# Goal of the exercise
Identify all lines of the data containing the string "توسط" and copy them.

# Entries supplied
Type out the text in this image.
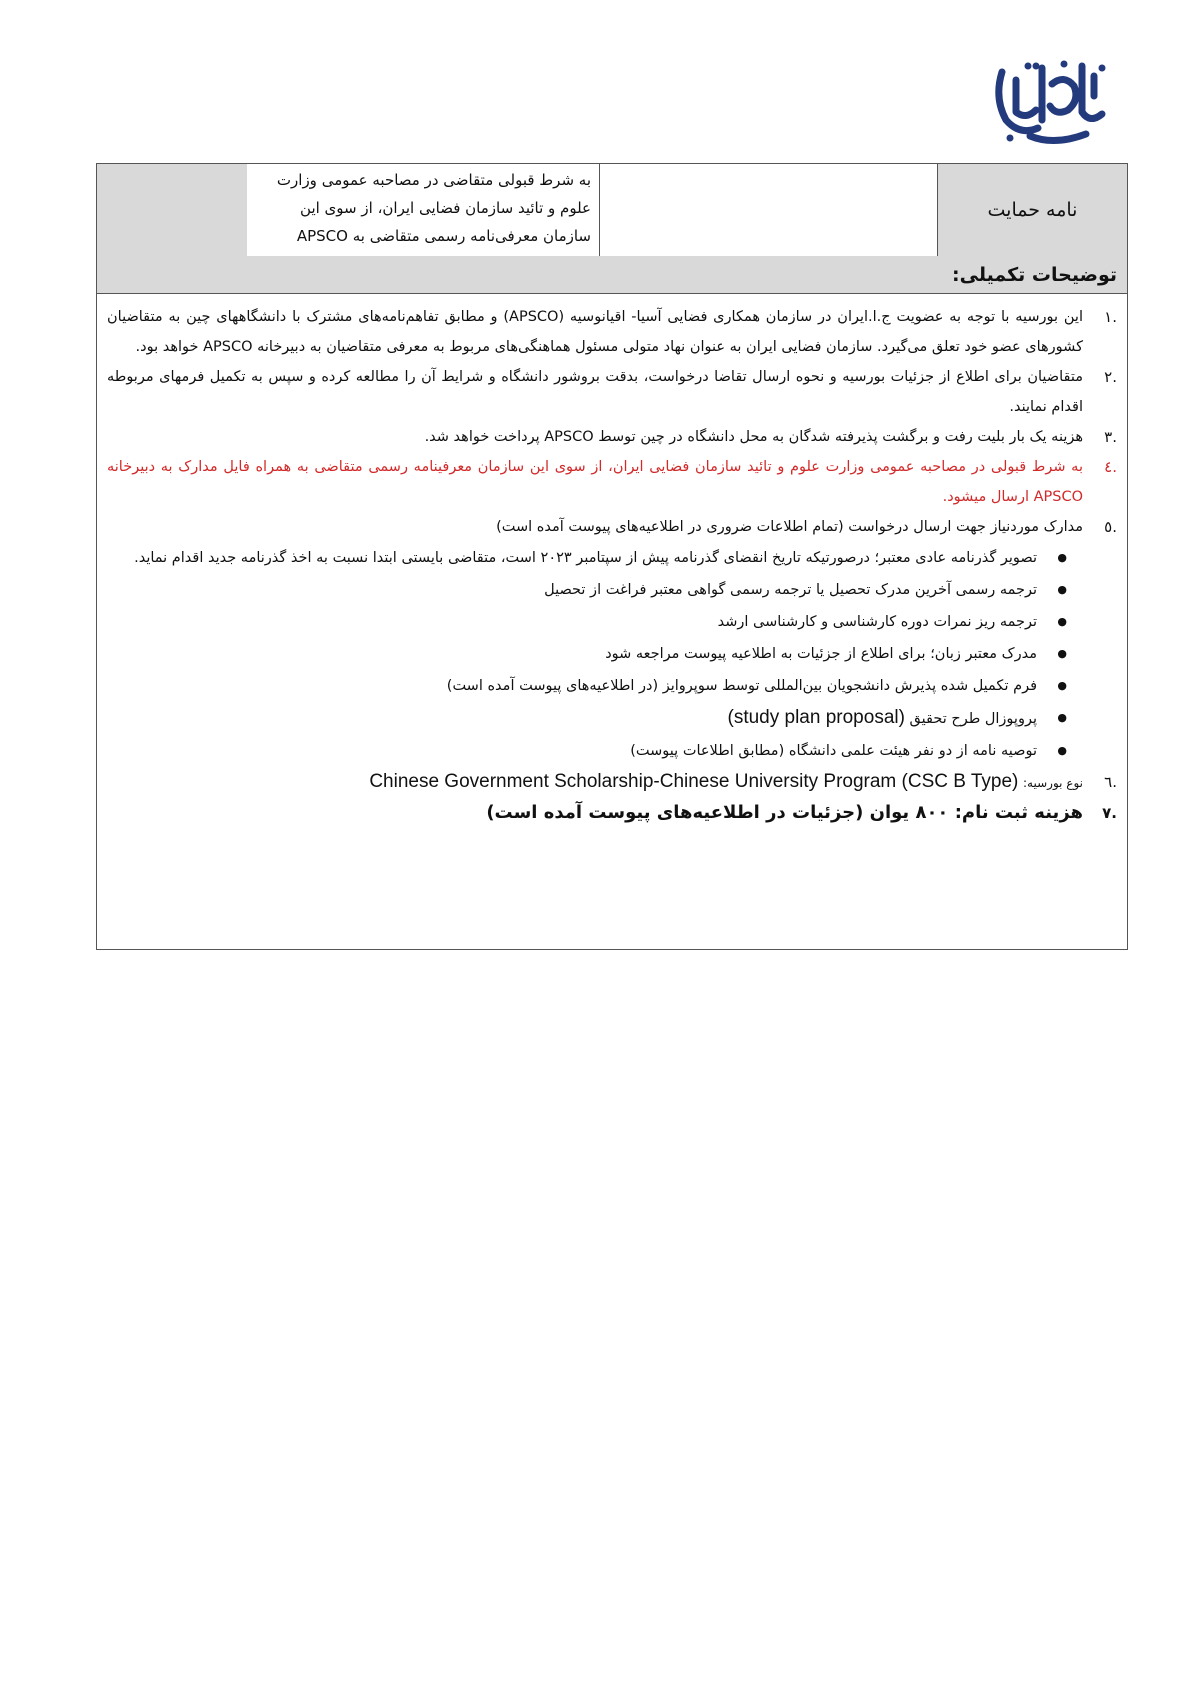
نامه حمایت
به شرط قبولی متقاضی در مصاحبه عمومی وزارت علوم و تائید سازمان فضایی ایران، از سوی این سازمان معرفی‌نامه رسمی متقاضی به APSCO
توضیحات تکمیلی:
.١
این بورسیه با توجه به عضویت ج.ا.ایران در سازمان همکاری فضایی آسیا- اقیانوسیه (APSCO) و مطابق تفاهم‌نامه‌های مشترک با دانشگاههای چین به متقاضیان کشورهای عضو خود تعلق می‌گیرد. سازمان فضایی ایران به عنوان نهاد متولی مسئول هماهنگی‌های مربوط به معرفی متقاضیان به دبیرخانه APSCO خواهد بود.
.٢
متقاضیان برای اطلاع از جزئیات بورسیه و نحوه ارسال تقاضا درخواست، بدقت بروشور دانشگاه و شرایط آن را مطالعه کرده و سپس به تکمیل فرمهای مربوطه اقدام نمایند.
.٣
هزینه یک بار بلیت رفت و برگشت پذیرفته شدگان به محل دانشگاه در چین توسط APSCO پرداخت خواهد شد.
.٤
به شرط قبولی در مصاحبه عمومی وزارت علوم و تائید سازمان فضایی ایران، از سوی این سازمان معرفینامه رسمی متقاضی به همراه فایل مدارک به دبیرخانه APSCO ارسال میشود.
.٥
مدارک موردنیاز جهت ارسال درخواست (تمام اطلاعات ضروری در اطلاعیه‌های پیوست آمده است)
● تصویر گذرنامه عادی معتبر؛ درصورتیکه تاریخ انقضای گذرنامه پیش از سپتامبر ۲۰۲۳ است، متقاضی بایستی ابتدا نسبت به اخذ گذرنامه جدید اقدام نماید.
● ترجمه رسمی آخرین مدرک تحصیل یا ترجمه رسمی گواهی معتبر فراغت از تحصیل
● ترجمه ریز نمرات دوره کارشناسی و کارشناسی ارشد
● مدرک معتبر زبان؛ برای اطلاع از جزئیات به اطلاعیه پیوست مراجعه شود
● فرم تکمیل شده پذیرش دانشجویان بین‌المللی توسط سوپروایز (در اطلاعیه‌های پیوست آمده است)
● پروپوزال طرح تحقیق (study plan proposal)
● توصیه نامه از دو نفر هیئت علمی دانشگاه (مطابق اطلاعات پیوست)
.٦
نوع بورسیه: Chinese Government Scholarship-Chinese University Program (CSC B Type)
.٧
هزینه ثبت نام: ۸۰۰ یوان (جزئیات در اطلاعیه‌های پیوست آمده است)
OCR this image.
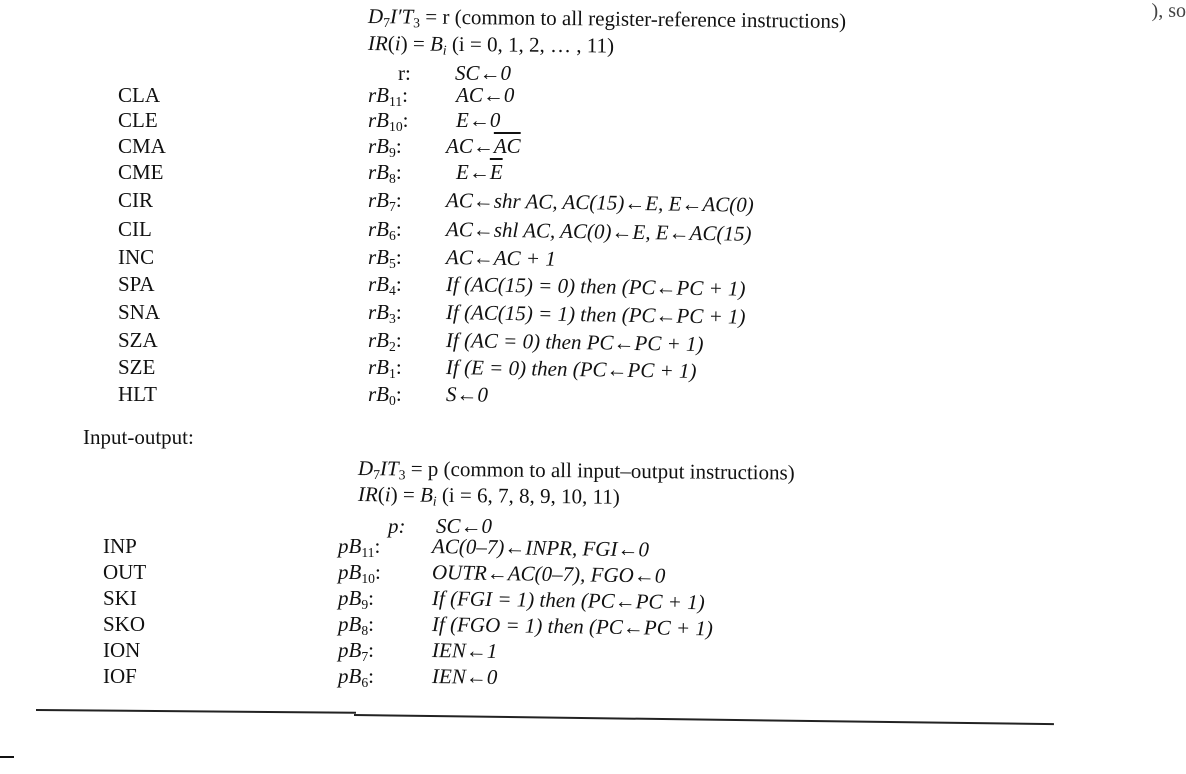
), so
$D_7I'T_3 = r$ (common to all register-reference instructions)
$IR(i) = B_i$ (i = 0, 1, 2, … , 11)
r: SC←0
CLA	$rB_{11}$: AC←0
CLE	$rB_{10}$: E←0
CMA	$rB_9$: $AC\leftarrow\overline{AC}$
CME	$rB_8$:	$E\leftarrow\overline{E}$
CIR	$rB_7$: AC←shr AC, AC(15)←E, E←AC(0)
CIL	$rB_6$: AC←shl AC, AC(0)←E, E←AC(15)
INC	$rB_5$: AC←AC + 1
SPA	$rB_4$: If (AC(15) = 0) then (PC←PC + 1)
SNA	$rB_3$: If (AC(15) = 1) then (PC←PC + 1)
SZA	$rB_2$: If (AC = 0) then PC←PC + 1)
SZE	$rB_1$: If (E = 0) then (PC←PC + 1)
HLT	$rB_0$: S←0
Input-output:
$D_7IT_3 = p$ (common to all input–output instructions)
$IR(i) = B_i$ (i = 6, 7, 8, 9, 10, 11)
p: SC←0
INP	$pB_{11}$: AC(0–7)←INPR, FGI←0
OUT	$pB_{10}$: OUTR←AC(0–7), FGO←0
SKI	$pB_9$:	If (FGI = 1) then (PC←PC + 1)
SKO	$pB_8$:	If (FGO = 1) then (PC←PC + 1)
ION	$pB_7$:	IEN←1
IOF	$pB_6$:	IEN←0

# Correct output
هزینه یک بار بلیت رفت و برگشت پذیرفته شدگان به محل دانشگاه در چین توسط APSCO پرداخت خواهد شد.
● فرم تکمیل شده پذیرش دانشجویان بین‌المللی توسط سوپروایز (در اطلاعیه‌های پیوست آمده است)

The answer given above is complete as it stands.